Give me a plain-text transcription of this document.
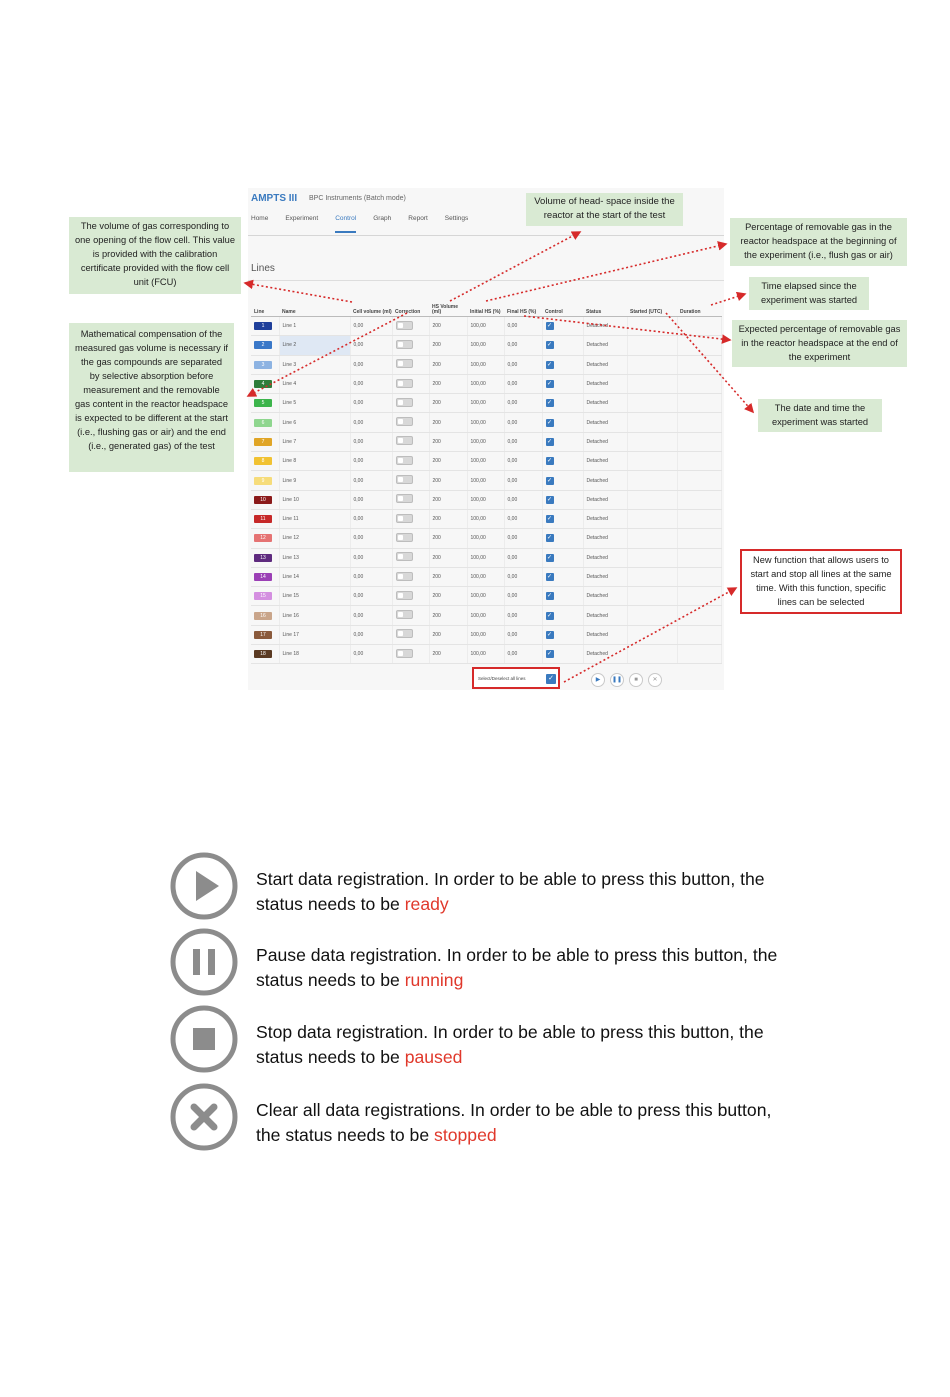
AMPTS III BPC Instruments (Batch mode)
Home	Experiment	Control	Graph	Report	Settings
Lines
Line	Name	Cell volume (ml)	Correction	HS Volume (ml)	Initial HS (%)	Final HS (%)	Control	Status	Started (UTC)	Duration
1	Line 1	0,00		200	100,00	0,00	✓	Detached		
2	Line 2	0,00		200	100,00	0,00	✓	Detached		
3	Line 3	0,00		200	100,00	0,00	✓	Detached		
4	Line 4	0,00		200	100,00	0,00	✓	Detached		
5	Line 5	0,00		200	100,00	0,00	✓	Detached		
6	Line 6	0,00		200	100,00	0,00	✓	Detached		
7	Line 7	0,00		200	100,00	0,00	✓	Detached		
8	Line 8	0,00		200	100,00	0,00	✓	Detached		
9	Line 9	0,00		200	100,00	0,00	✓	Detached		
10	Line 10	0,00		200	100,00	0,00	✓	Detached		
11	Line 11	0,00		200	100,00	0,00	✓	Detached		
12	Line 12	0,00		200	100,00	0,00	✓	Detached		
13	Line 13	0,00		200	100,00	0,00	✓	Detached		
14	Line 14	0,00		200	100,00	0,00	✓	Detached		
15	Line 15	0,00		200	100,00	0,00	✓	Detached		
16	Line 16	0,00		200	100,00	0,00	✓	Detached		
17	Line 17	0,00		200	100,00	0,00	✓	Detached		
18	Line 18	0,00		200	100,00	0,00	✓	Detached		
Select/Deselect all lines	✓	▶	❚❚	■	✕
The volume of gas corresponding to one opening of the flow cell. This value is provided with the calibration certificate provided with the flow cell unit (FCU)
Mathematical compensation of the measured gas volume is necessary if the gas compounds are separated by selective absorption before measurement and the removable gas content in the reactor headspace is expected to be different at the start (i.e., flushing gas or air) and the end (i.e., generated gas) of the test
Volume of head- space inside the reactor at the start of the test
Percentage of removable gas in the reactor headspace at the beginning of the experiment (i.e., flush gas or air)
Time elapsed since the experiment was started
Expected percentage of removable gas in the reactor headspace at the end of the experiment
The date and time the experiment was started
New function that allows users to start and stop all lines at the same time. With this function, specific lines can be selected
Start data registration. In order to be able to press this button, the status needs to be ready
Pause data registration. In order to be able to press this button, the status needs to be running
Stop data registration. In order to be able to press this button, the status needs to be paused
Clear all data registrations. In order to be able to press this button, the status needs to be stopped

━━━━━━━━━━━━━━━━━━━━

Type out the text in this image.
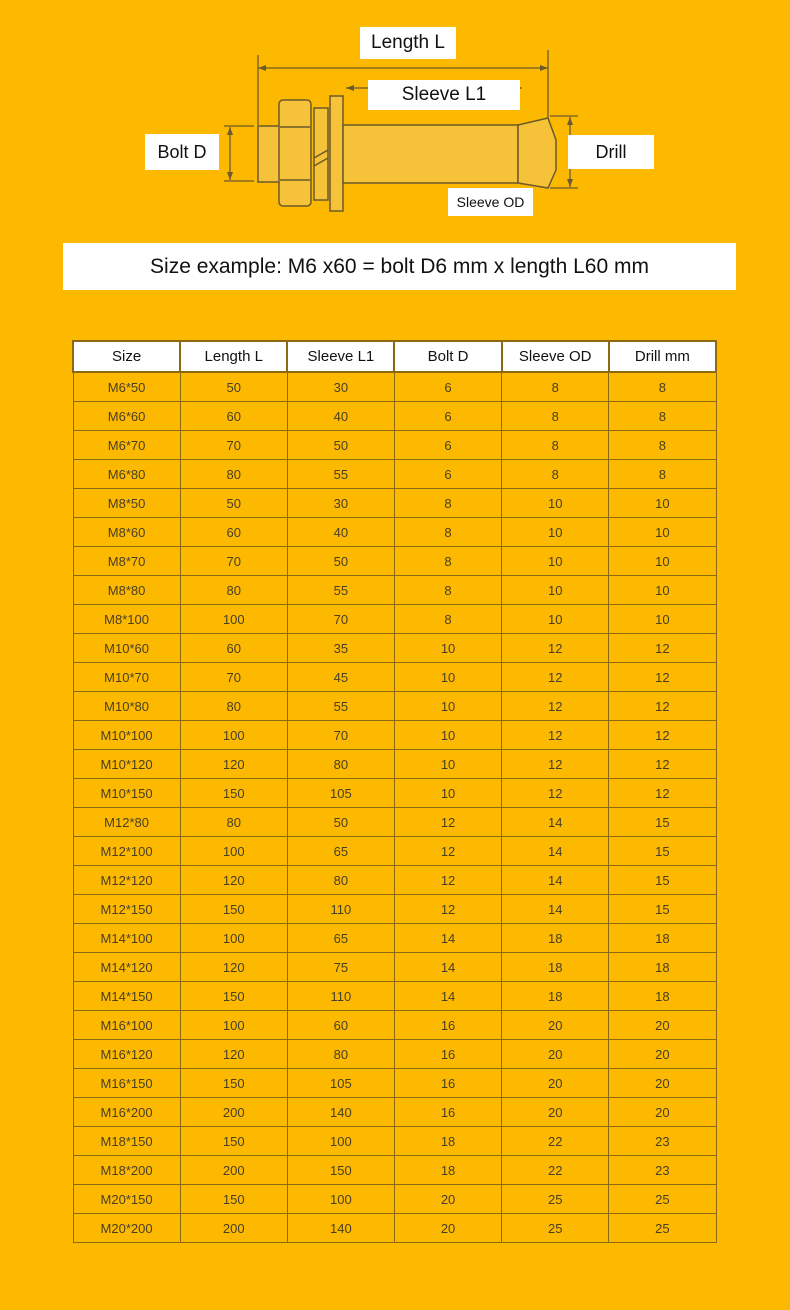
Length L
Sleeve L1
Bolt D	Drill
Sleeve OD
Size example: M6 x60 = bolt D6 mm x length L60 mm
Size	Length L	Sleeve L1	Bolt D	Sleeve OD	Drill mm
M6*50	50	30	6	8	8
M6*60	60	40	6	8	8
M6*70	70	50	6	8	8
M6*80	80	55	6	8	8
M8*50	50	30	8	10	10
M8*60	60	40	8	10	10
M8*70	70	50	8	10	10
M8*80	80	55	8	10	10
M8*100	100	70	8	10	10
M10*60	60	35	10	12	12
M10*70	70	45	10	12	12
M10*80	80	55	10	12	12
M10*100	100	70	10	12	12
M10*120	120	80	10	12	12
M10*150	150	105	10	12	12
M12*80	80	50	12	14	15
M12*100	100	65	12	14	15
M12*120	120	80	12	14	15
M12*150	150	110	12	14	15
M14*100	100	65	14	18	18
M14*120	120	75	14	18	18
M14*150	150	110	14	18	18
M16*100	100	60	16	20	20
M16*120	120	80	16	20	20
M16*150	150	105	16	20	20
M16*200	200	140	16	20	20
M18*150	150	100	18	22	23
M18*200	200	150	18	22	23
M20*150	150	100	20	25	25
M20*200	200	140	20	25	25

━━━━━━━━━━━━━━━━━━━━

* [Objective]
Search the lines for the word "Size" and report how many contain it, by number only.

* [Right answer]
2